▶ **Direction**: Write out the whole of the material exactly.

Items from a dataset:

○ ○ ○ ○ ○ ○ ○

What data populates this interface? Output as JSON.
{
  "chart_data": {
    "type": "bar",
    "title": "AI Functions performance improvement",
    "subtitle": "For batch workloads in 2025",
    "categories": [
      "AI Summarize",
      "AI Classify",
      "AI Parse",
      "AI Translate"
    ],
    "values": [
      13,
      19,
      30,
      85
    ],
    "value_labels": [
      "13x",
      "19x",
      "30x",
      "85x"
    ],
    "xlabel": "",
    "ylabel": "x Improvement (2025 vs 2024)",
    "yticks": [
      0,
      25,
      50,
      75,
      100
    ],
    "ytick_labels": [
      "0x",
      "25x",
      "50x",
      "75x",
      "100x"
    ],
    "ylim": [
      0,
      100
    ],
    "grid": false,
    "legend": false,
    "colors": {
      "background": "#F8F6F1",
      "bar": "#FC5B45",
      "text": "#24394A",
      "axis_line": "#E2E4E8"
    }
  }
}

○ ○ ○ ○ ○ ○ ○

▶ **Reply**:
What data populates this interface? Output as JSON.
{
  "chart_data": {
    "type": "bar",
    "title": "AI Functions performance improvement",
    "subtitle": "For batch workloads in 2025",
    "categories": [
      "AI Summarize",
      "AI Classify",
      "AI Parse",
      "AI Translate"
    ],
    "values": [
      13,
      19,
      30,
      85
    ],
    "value_labels": [
      "13x",
      "19x",
      "30x",
      "85x"
    ],
    "xlabel": "",
    "ylabel": "x Improvement (2025 vs 2024)",
    "yticks": [
      0,
      25,
      50,
      75,
      100
    ],
    "ytick_labels": [
      "0x",
      "25x",
      "50x",
      "75x",
      "100x"
    ],
    "ylim": [
      0,
      100
    ],
    "grid": false,
    "legend": false,
    "colors": {
      "background": "#F8F6F1",
      "bar": "#FC5B45",
      "text": "#24394A",
      "axis_line": "#E2E4E8"
    }
  }
}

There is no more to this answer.